● **Material supplied**:
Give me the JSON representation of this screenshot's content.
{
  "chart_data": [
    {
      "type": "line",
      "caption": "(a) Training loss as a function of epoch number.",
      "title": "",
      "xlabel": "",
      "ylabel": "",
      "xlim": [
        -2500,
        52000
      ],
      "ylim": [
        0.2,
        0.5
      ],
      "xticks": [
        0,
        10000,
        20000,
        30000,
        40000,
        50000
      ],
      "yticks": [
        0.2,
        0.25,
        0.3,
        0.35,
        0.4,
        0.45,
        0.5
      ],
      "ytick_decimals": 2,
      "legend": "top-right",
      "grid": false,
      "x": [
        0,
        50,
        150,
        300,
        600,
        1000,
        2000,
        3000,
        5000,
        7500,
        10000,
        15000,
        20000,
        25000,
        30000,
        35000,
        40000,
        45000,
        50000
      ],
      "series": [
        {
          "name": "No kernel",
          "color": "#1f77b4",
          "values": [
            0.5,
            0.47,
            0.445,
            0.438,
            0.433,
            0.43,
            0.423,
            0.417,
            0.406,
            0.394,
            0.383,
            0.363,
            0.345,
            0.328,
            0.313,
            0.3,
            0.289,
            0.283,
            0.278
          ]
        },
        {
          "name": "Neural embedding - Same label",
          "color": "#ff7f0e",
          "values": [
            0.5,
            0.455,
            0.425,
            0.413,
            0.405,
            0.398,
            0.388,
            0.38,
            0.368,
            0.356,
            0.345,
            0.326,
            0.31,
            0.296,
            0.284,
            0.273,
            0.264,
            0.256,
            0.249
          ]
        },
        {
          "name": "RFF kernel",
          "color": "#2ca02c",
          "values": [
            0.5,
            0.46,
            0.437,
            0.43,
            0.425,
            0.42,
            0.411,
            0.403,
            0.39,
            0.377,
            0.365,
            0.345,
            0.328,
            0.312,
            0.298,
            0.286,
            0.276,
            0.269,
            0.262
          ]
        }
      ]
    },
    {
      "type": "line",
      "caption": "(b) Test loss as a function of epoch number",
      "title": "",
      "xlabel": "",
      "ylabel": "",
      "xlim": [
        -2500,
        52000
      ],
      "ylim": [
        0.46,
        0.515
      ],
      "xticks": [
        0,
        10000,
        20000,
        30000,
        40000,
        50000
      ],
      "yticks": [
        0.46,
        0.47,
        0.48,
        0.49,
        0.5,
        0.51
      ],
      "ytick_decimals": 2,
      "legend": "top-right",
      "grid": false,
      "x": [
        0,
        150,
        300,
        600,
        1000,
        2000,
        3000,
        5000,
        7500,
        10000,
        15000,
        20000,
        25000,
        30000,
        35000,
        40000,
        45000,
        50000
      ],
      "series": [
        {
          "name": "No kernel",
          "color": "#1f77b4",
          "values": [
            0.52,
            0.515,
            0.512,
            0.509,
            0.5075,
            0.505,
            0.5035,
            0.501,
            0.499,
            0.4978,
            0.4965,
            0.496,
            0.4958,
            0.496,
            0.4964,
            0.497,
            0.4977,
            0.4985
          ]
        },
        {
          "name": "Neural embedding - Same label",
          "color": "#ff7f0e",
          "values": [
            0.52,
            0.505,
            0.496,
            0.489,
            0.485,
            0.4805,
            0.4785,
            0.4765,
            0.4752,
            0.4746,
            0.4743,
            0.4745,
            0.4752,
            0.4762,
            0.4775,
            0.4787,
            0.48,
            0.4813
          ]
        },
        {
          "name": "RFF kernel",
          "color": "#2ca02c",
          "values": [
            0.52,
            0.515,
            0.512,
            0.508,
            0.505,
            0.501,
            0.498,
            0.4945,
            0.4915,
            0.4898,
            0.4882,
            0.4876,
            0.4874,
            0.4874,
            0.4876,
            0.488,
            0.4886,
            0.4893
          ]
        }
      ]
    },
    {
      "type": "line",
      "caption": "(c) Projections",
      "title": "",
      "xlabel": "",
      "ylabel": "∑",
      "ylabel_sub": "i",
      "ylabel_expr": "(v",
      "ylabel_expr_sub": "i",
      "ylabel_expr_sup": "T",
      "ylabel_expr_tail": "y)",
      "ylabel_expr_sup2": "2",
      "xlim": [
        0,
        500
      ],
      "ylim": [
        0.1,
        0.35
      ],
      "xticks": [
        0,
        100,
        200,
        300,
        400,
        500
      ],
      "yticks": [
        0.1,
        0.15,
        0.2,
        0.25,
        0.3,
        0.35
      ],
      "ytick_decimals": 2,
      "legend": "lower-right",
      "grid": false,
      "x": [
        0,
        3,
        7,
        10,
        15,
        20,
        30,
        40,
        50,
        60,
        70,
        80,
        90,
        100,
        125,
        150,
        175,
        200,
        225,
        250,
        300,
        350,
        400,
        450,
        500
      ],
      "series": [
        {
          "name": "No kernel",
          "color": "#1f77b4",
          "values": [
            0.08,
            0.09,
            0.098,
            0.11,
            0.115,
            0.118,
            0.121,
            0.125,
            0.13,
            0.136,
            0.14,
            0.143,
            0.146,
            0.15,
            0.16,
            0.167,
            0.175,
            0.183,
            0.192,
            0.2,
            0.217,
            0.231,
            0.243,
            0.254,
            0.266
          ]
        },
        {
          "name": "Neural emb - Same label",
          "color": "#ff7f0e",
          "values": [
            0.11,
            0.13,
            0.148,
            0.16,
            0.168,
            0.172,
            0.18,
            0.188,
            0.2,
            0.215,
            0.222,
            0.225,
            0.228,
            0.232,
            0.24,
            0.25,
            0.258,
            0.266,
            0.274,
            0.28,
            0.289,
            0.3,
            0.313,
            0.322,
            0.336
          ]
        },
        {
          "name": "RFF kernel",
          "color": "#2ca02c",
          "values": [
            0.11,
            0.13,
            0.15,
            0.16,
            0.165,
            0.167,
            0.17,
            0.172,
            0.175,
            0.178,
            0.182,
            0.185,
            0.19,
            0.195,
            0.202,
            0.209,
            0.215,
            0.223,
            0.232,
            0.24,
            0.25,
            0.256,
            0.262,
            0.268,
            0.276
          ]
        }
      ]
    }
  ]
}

● **Challenge**: Write out all the records above again, exactly as they stand.

● **Problem solution**:
Give me the JSON representation of this screenshot's content.
{
  "chart_data": [
    {
      "type": "line",
      "caption": "(a) Training loss as a function of epoch number.",
      "title": "",
      "xlabel": "",
      "ylabel": "",
      "xlim": [
        -2500,
        52000
      ],
      "ylim": [
        0.2,
        0.5
      ],
      "xticks": [
        0,
        10000,
        20000,
        30000,
        40000,
        50000
      ],
      "yticks": [
        0.2,
        0.25,
        0.3,
        0.35,
        0.4,
        0.45,
        0.5
      ],
      "ytick_decimals": 2,
      "legend": "top-right",
      "grid": false,
      "x": [
        0,
        50,
        150,
        300,
        600,
        1000,
        2000,
        3000,
        5000,
        7500,
        10000,
        15000,
        20000,
        25000,
        30000,
        35000,
        40000,
        45000,
        50000
      ],
      "series": [
        {
          "name": "No kernel",
          "color": "#1f77b4",
          "values": [
            0.5,
            0.47,
            0.445,
            0.438,
            0.433,
            0.43,
            0.423,
            0.417,
            0.406,
            0.394,
            0.383,
            0.363,
            0.345,
            0.328,
            0.313,
            0.3,
            0.289,
            0.283,
            0.278
          ]
        },
        {
          "name": "Neural embedding - Same label",
          "color": "#ff7f0e",
          "values": [
            0.5,
            0.455,
            0.425,
            0.413,
            0.405,
            0.398,
            0.388,
            0.38,
            0.368,
            0.356,
            0.345,
            0.326,
            0.31,
            0.296,
            0.284,
            0.273,
            0.264,
            0.256,
            0.249
          ]
        },
        {
          "name": "RFF kernel",
          "color": "#2ca02c",
          "values": [
            0.5,
            0.46,
            0.437,
            0.43,
            0.425,
            0.42,
            0.411,
            0.403,
            0.39,
            0.377,
            0.365,
            0.345,
            0.328,
            0.312,
            0.298,
            0.286,
            0.276,
            0.269,
            0.262
          ]
        }
      ]
    },
    {
      "type": "line",
      "caption": "(b) Test loss as a function of epoch number",
      "title": "",
      "xlabel": "",
      "ylabel": "",
      "xlim": [
        -2500,
        52000
      ],
      "ylim": [
        0.46,
        0.515
      ],
      "xticks": [
        0,
        10000,
        20000,
        30000,
        40000,
        50000
      ],
      "yticks": [
        0.46,
        0.47,
        0.48,
        0.49,
        0.5,
        0.51
      ],
      "ytick_decimals": 2,
      "legend": "top-right",
      "grid": false,
      "x": [
        0,
        150,
        300,
        600,
        1000,
        2000,
        3000,
        5000,
        7500,
        10000,
        15000,
        20000,
        25000,
        30000,
        35000,
        40000,
        45000,
        50000
      ],
      "series": [
        {
          "name": "No kernel",
          "color": "#1f77b4",
          "values": [
            0.52,
            0.515,
            0.512,
            0.509,
            0.5075,
            0.505,
            0.5035,
            0.501,
            0.499,
            0.4978,
            0.4965,
            0.496,
            0.4958,
            0.496,
            0.4964,
            0.497,
            0.4977,
            0.4985
          ]
        },
        {
          "name": "Neural embedding - Same label",
          "color": "#ff7f0e",
          "values": [
            0.52,
            0.505,
            0.496,
            0.489,
            0.485,
            0.4805,
            0.4785,
            0.4765,
            0.4752,
            0.4746,
            0.4743,
            0.4745,
            0.4752,
            0.4762,
            0.4775,
            0.4787,
            0.48,
            0.4813
          ]
        },
        {
          "name": "RFF kernel",
          "color": "#2ca02c",
          "values": [
            0.52,
            0.515,
            0.512,
            0.508,
            0.505,
            0.501,
            0.498,
            0.4945,
            0.4915,
            0.4898,
            0.4882,
            0.4876,
            0.4874,
            0.4874,
            0.4876,
            0.488,
            0.4886,
            0.4893
          ]
        }
      ]
    },
    {
      "type": "line",
      "caption": "(c) Projections",
      "title": "",
      "xlabel": "",
      "ylabel": "∑",
      "ylabel_sub": "i",
      "ylabel_expr": "(v",
      "ylabel_expr_sub": "i",
      "ylabel_expr_sup": "T",
      "ylabel_expr_tail": "y)",
      "ylabel_expr_sup2": "2",
      "xlim": [
        0,
        500
      ],
      "ylim": [
        0.1,
        0.35
      ],
      "xticks": [
        0,
        100,
        200,
        300,
        400,
        500
      ],
      "yticks": [
        0.1,
        0.15,
        0.2,
        0.25,
        0.3,
        0.35
      ],
      "ytick_decimals": 2,
      "legend": "lower-right",
      "grid": false,
      "x": [
        0,
        3,
        7,
        10,
        15,
        20,
        30,
        40,
        50,
        60,
        70,
        80,
        90,
        100,
        125,
        150,
        175,
        200,
        225,
        250,
        300,
        350,
        400,
        450,
        500
      ],
      "series": [
        {
          "name": "No kernel",
          "color": "#1f77b4",
          "values": [
            0.08,
            0.09,
            0.098,
            0.11,
            0.115,
            0.118,
            0.121,
            0.125,
            0.13,
            0.136,
            0.14,
            0.143,
            0.146,
            0.15,
            0.16,
            0.167,
            0.175,
            0.183,
            0.192,
            0.2,
            0.217,
            0.231,
            0.243,
            0.254,
            0.266
          ]
        },
        {
          "name": "Neural emb - Same label",
          "color": "#ff7f0e",
          "values": [
            0.11,
            0.13,
            0.148,
            0.16,
            0.168,
            0.172,
            0.18,
            0.188,
            0.2,
            0.215,
            0.222,
            0.225,
            0.228,
            0.232,
            0.24,
            0.25,
            0.258,
            0.266,
            0.274,
            0.28,
            0.289,
            0.3,
            0.313,
            0.322,
            0.336
          ]
        },
        {
          "name": "RFF kernel",
          "color": "#2ca02c",
          "values": [
            0.11,
            0.13,
            0.15,
            0.16,
            0.165,
            0.167,
            0.17,
            0.172,
            0.175,
            0.178,
            0.182,
            0.185,
            0.19,
            0.195,
            0.202,
            0.209,
            0.215,
            0.223,
            0.232,
            0.24,
            0.25,
            0.256,
            0.262,
            0.268,
            0.276
          ]
        }
      ]
    }
  ]
}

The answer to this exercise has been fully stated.